■ Given exercise:
Transcribe every line, keeping it exact.

■ Raw data:

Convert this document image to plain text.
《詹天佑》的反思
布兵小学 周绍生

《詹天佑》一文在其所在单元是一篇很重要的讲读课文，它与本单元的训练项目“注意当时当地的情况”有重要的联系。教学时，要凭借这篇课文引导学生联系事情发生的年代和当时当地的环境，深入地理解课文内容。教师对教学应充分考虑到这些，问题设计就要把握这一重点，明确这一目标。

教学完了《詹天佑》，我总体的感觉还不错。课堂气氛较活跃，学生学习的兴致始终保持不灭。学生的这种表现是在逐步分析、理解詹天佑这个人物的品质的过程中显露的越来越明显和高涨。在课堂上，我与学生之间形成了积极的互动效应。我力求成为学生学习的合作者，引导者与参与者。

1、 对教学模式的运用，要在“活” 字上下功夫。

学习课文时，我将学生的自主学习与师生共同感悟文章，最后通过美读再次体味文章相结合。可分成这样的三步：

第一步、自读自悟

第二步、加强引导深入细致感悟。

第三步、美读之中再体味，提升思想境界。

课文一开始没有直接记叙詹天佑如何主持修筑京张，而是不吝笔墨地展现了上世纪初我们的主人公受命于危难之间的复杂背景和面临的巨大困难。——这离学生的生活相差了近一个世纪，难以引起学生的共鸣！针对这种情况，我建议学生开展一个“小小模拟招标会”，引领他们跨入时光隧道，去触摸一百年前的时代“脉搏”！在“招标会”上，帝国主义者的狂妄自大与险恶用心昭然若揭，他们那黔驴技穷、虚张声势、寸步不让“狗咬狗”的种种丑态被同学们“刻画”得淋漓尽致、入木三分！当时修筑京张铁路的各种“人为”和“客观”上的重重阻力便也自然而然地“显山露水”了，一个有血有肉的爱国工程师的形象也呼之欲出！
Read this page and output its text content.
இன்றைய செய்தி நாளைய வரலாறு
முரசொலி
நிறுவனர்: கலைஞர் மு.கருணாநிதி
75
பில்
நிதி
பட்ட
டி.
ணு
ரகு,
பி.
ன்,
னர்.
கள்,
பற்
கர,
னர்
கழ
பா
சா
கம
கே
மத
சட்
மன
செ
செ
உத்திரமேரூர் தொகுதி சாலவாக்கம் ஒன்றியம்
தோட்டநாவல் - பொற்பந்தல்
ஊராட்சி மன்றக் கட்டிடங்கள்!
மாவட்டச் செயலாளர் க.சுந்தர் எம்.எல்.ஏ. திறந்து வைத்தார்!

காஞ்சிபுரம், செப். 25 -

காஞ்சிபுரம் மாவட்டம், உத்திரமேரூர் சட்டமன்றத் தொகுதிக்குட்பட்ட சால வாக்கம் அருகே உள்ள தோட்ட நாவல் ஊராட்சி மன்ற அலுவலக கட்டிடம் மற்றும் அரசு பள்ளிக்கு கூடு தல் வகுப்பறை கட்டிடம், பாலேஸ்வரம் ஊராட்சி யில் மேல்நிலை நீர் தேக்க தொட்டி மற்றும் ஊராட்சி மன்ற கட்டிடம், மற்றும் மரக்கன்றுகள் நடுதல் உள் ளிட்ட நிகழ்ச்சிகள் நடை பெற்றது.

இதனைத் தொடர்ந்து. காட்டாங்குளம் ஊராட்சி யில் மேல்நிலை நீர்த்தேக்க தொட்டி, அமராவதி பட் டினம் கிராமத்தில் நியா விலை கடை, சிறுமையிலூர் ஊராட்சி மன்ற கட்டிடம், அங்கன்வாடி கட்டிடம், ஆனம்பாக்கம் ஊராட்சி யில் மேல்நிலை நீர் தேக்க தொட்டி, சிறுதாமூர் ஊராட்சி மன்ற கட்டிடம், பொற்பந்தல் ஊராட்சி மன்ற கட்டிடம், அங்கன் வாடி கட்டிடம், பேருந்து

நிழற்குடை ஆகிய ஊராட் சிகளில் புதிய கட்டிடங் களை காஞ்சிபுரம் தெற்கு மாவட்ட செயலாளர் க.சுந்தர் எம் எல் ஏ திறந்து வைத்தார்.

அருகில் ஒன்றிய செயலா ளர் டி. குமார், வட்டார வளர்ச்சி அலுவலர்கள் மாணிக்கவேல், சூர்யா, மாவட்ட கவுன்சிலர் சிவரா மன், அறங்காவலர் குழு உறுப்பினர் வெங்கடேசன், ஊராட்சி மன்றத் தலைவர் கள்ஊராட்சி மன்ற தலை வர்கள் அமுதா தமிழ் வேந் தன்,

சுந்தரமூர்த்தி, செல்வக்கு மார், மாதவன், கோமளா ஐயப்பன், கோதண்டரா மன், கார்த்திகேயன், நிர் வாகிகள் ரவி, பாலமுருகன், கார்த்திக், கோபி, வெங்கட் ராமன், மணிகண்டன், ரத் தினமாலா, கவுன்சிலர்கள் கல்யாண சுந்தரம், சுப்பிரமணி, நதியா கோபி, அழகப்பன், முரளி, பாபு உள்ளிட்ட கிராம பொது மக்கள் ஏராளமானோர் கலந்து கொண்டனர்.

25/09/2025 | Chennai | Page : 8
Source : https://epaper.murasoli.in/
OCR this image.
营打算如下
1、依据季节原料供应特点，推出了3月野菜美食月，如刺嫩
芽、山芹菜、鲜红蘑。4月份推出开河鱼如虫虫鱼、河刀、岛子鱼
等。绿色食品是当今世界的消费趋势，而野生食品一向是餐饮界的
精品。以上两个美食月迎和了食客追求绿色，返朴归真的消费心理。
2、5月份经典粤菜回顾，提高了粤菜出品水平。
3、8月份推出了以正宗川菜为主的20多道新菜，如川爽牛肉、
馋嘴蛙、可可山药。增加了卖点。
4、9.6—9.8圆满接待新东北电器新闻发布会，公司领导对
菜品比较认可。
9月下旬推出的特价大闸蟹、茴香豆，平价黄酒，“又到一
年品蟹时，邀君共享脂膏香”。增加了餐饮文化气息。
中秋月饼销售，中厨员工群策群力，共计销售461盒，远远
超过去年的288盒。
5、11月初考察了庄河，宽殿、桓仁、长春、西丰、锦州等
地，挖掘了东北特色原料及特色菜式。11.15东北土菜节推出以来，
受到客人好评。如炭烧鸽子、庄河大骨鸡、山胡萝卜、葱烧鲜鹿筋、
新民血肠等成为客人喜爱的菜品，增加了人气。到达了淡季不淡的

■ Result of the task:
Convert this document image to plain text.
《詹天佑》的反思
布兵小学 周绍生

《詹天佑》一文在其所在单元是一篇很重要的讲读课文，它与本单元的训练项目“注意当时当地的情况”有重要的联系。教学时，要凭借这篇课文引导学生联系事情发生的年代和当时当地的环境，深入地理解课文内容。教师对教学应充分考虑到这些，问题设计就要把握这一重点，明确这一目标。

教学完了《詹天佑》，我总体的感觉还不错。课堂气氛较活跃，学生学习的兴致始终保持不灭。学生的这种表现是在逐步分析、理解詹天佑这个人物的品质的过程中显露的越来越明显和高涨。在课堂上，我与学生之间形成了积极的互动效应。我力求成为学生学习的合作者，引导者与参与者。

1、 对教学模式的运用，要在“活” 字上下功夫。

学习课文时，我将学生的自主学习与师生共同感悟文章，最后通过美读再次体味文章相结合。可分成这样的三步：

第一步、自读自悟

第二步、加强引导深入细致感悟。

第三步、美读之中再体味，提升思想境界。

课文一开始没有直接记叙詹天佑如何主持修筑京张，而是不吝笔墨地展现了上世纪初我们的主人公受命于危难之间的复杂背景和面临的巨大困难。——这离学生的生活相差了近一个世纪，难以引起学生的共鸣！针对这种情况，我建议学生开展一个“小小模拟招标会”，引领他们跨入时光隧道，去触摸一百年前的时代“脉搏”！在“招标会”上，帝国主义者的狂妄自大与险恶用心昭然若揭，他们那黔驴技穷、虚张声势、寸步不让“狗咬狗”的种种丑态被同学们“刻画”得淋漓尽致、入木三分！当时修筑京张铁路的各种“人为”和“客观”上的重重阻力便也自然而然地“显山露水”了，一个有血有肉的爱国工程师的形象也呼之欲出！
Read this page and output its text content.
இன்றைய செய்தி நாளைய வரலாறு
முரசொலி
நிறுவனர்: கலைஞர் மு.கருணாநிதி
75
பில்
நிதி
பட்ட
டி.
ணு
ரகு,
பி.
ன்,
னர்.
கள்,
பற்
கர,
னர்
கழ
பா
சா
கம
கே
மத
சட்
மன
செ
செ
உத்திரமேரூர் தொகுதி சாலவாக்கம் ஒன்றியம்
தோட்டநாவல் - பொற்பந்தல்
ஊராட்சி மன்றக் கட்டிடங்கள்!
மாவட்டச் செயலாளர் க.சுந்தர் எம்.எல்.ஏ. திறந்து வைத்தார்!

காஞ்சிபுரம், செப். 25 -

காஞ்சிபுரம் மாவட்டம், உத்திரமேரூர் சட்டமன்றத் தொகுதிக்குட்பட்ட சால வாக்கம் அருகே உள்ள தோட்ட நாவல் ஊராட்சி மன்ற அலுவலக கட்டிடம் மற்றும் அரசு பள்ளிக்கு கூடு தல் வகுப்பறை கட்டிடம், பாலேஸ்வரம் ஊராட்சி யில் மேல்நிலை நீர் தேக்க தொட்டி மற்றும் ஊராட்சி மன்ற கட்டிடம், மற்றும் மரக்கன்றுகள் நடுதல் உள் ளிட்ட நிகழ்ச்சிகள் நடை பெற்றது.

இதனைத் தொடர்ந்து. காட்டாங்குளம் ஊராட்சி யில் மேல்நிலை நீர்த்தேக்க தொட்டி, அமராவதி பட் டினம் கிராமத்தில் நியா விலை கடை, சிறுமையிலூர் ஊராட்சி மன்ற கட்டிடம், அங்கன்வாடி கட்டிடம், ஆனம்பாக்கம் ஊராட்சி யில் மேல்நிலை நீர் தேக்க தொட்டி, சிறுதாமூர் ஊராட்சி மன்ற கட்டிடம், பொற்பந்தல் ஊராட்சி மன்ற கட்டிடம், அங்கன் வாடி கட்டிடம், பேருந்து

நிழற்குடை ஆகிய ஊராட் சிகளில் புதிய கட்டிடங் களை காஞ்சிபுரம் தெற்கு மாவட்ட செயலாளர் க.சுந்தர் எம் எல் ஏ திறந்து வைத்தார்.

அருகில் ஒன்றிய செயலா ளர் டி. குமார், வட்டார வளர்ச்சி அலுவலர்கள் மாணிக்கவேல், சூர்யா, மாவட்ட கவுன்சிலர் சிவரா மன், அறங்காவலர் குழு உறுப்பினர் வெங்கடேசன், ஊராட்சி மன்றத் தலைவர் கள்ஊராட்சி மன்ற தலை வர்கள் அமுதா தமிழ் வேந் தன்,

சுந்தரமூர்த்தி, செல்வக்கு மார், மாதவன், கோமளா ஐயப்பன், கோதண்டரா மன், கார்த்திகேயன், நிர் வாகிகள் ரவி, பாலமுருகன், கார்த்திக், கோபி, வெங்கட் ராமன், மணிகண்டன், ரத் தினமாலா, கவுன்சிலர்கள் கல்யாண சுந்தரம், சுப்பிரமணி, நதியா கோபி, அழகப்பன், முரளி, பாபு உள்ளிட்ட கிராம பொது மக்கள் ஏராளமானோர் கலந்து கொண்டனர்.

25/09/2025 | Chennai | Page : 8
Source : https://epaper.murasoli.in/
OCR this image.
营打算如下
1、依据季节原料供应特点，推出了3月野菜美食月，如刺嫩
芽、山芹菜、鲜红蘑。4月份推出开河鱼如虫虫鱼、河刀、岛子鱼
等。绿色食品是当今世界的消费趋势，而野生食品一向是餐饮界的
精品。以上两个美食月迎和了食客追求绿色，返朴归真的消费心理。
2、5月份经典粤菜回顾，提高了粤菜出品水平。
3、8月份推出了以正宗川菜为主的20多道新菜，如川爽牛肉、
馋嘴蛙、可可山药。增加了卖点。
4、9.6—9.8圆满接待新东北电器新闻发布会，公司领导对
菜品比较认可。
9月下旬推出的特价大闸蟹、茴香豆，平价黄酒，“又到一
年品蟹时，邀君共享脂膏香”。增加了餐饮文化气息。
中秋月饼销售，中厨员工群策群力，共计销售461盒，远远
超过去年的288盒。
5、11月初考察了庄河，宽殿、桓仁、长春、西丰、锦州等
地，挖掘了东北特色原料及特色菜式。11.15东北土菜节推出以来，
受到客人好评。如炭烧鸽子、庄河大骨鸡、山胡萝卜、葱烧鲜鹿筋、
新民血肠等成为客人喜爱的菜品，增加了人气。到达了淡季不淡的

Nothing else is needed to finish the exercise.